What is needed:
In the listing below, find every line containing "value" and copy it out.

Stored dataset items
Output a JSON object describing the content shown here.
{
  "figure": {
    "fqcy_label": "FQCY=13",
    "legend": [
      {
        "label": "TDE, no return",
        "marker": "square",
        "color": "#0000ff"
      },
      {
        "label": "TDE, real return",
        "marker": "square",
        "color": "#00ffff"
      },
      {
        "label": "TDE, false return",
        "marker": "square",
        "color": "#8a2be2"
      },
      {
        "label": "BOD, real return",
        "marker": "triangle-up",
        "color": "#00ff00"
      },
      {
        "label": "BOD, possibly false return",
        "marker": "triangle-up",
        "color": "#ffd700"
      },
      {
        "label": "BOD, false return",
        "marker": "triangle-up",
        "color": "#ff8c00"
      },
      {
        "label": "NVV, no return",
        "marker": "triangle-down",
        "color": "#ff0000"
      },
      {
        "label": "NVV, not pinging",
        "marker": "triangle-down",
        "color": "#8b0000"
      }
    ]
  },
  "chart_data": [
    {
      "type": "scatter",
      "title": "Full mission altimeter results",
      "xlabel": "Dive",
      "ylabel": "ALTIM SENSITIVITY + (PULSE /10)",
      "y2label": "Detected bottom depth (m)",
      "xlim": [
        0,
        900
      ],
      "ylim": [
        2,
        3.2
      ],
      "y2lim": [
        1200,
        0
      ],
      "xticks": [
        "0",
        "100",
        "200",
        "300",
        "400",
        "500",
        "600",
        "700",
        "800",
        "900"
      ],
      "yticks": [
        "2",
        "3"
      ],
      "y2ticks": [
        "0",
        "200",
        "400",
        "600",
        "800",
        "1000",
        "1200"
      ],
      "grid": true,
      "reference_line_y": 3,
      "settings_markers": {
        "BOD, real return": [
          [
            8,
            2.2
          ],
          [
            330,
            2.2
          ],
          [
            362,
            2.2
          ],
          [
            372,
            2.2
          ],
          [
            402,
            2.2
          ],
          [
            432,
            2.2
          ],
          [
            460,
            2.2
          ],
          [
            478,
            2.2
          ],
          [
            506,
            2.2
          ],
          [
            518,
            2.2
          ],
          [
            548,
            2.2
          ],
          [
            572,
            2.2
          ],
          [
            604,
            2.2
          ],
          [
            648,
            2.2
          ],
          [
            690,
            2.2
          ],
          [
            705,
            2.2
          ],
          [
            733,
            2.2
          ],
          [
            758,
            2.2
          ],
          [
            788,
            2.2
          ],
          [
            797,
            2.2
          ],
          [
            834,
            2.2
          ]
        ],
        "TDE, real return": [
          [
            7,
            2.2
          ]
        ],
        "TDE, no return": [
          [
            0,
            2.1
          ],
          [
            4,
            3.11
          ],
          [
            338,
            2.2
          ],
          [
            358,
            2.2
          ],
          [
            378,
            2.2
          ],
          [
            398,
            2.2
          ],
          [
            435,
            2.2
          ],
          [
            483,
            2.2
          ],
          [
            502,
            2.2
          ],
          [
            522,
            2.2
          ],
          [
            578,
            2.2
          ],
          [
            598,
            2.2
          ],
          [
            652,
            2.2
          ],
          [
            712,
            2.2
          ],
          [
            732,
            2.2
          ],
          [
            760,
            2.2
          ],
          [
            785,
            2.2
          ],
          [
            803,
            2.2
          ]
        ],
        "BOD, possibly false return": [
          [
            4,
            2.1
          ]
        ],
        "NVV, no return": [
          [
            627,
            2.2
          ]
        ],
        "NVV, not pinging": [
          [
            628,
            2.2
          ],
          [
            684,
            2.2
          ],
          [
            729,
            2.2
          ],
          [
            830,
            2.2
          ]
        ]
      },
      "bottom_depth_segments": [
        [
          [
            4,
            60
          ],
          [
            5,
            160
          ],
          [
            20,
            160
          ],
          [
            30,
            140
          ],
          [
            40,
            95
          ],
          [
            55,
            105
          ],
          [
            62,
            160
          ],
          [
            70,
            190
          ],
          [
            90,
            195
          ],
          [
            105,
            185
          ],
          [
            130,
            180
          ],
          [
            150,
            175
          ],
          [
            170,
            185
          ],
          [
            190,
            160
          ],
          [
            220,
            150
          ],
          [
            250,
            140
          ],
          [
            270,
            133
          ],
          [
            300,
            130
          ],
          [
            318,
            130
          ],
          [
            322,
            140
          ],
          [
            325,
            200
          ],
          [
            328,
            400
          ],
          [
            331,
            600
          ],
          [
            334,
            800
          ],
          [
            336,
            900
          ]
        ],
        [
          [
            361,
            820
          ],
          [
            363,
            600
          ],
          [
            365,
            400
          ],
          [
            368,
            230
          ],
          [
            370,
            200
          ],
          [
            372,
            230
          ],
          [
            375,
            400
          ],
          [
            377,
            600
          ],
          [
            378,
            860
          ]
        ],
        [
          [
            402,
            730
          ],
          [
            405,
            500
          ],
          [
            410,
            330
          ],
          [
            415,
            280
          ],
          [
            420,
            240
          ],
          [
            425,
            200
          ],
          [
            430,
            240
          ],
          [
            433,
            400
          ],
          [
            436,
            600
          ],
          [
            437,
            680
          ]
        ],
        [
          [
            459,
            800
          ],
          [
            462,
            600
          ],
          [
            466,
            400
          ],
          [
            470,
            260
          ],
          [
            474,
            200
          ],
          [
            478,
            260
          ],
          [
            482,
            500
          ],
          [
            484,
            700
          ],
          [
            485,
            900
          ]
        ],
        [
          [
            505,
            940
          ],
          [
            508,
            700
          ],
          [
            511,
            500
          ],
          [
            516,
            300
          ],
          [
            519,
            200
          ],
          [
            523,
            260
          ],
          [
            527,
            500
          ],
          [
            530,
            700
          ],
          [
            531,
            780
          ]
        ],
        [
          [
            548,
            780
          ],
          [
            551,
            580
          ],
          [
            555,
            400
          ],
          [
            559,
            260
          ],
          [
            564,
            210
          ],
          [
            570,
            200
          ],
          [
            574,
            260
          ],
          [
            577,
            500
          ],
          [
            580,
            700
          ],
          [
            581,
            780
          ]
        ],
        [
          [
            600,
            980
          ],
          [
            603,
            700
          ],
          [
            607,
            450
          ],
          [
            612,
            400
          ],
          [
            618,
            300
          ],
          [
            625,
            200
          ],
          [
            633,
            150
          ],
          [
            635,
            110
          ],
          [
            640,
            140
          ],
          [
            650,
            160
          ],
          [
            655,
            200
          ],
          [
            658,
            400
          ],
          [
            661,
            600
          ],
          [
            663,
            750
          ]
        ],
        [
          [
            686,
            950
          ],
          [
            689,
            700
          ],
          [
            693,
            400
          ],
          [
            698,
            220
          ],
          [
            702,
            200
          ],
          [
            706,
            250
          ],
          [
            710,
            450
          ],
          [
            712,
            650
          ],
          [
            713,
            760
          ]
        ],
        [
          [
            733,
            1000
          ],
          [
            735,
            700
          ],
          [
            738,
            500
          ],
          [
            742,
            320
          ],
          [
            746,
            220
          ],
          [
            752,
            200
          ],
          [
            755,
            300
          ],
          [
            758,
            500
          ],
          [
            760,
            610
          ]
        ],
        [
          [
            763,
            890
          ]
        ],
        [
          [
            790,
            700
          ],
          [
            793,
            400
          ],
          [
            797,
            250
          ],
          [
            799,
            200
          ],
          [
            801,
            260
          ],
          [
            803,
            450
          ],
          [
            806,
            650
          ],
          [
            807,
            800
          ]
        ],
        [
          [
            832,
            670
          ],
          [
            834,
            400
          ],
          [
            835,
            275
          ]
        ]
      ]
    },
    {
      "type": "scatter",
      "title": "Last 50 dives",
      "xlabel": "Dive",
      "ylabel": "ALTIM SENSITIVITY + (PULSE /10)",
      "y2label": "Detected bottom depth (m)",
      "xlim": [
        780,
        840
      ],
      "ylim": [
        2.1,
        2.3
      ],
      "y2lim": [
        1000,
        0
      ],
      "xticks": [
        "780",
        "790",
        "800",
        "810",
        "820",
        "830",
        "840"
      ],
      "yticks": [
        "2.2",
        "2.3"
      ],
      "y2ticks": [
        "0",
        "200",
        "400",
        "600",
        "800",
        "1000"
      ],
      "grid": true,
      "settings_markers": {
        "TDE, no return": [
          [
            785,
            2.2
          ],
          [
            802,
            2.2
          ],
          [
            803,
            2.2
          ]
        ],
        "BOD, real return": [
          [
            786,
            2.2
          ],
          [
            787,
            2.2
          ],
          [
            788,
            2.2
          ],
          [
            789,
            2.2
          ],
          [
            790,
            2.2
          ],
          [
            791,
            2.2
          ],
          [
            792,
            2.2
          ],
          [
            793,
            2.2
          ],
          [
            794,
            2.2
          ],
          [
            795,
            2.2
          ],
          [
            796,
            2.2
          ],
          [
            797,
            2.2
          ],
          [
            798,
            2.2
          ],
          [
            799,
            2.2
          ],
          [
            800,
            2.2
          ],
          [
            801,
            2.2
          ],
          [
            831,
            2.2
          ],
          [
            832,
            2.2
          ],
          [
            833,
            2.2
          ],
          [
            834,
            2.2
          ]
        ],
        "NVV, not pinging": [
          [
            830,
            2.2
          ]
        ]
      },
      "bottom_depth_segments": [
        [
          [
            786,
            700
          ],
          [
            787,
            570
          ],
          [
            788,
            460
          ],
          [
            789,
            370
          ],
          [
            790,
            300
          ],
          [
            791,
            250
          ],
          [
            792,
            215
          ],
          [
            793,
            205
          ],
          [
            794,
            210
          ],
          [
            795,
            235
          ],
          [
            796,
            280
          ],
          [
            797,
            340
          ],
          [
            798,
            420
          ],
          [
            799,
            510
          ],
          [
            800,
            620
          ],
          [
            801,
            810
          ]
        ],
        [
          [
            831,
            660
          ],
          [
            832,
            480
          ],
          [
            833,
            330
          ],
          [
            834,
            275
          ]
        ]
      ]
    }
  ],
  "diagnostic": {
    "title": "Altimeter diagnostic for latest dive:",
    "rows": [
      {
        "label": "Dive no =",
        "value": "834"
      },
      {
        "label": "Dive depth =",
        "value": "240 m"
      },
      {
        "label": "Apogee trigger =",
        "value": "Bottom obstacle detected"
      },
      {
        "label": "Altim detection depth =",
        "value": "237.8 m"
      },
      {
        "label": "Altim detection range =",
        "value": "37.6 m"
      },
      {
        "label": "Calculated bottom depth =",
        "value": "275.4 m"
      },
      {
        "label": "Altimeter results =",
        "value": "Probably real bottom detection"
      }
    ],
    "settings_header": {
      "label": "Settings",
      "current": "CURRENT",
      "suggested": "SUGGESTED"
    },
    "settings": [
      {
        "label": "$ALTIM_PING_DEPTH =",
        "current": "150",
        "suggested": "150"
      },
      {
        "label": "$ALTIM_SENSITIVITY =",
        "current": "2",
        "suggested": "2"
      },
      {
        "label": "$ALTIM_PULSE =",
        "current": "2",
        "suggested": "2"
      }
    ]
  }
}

Full answer:
        "value": "834"
        "value": "240 m"
        "value": "Bottom obstacle detected"
        "value": "237.8 m"
        "value": "37.6 m"
        "value": "275.4 m"
        "value": "Probably real bottom detection"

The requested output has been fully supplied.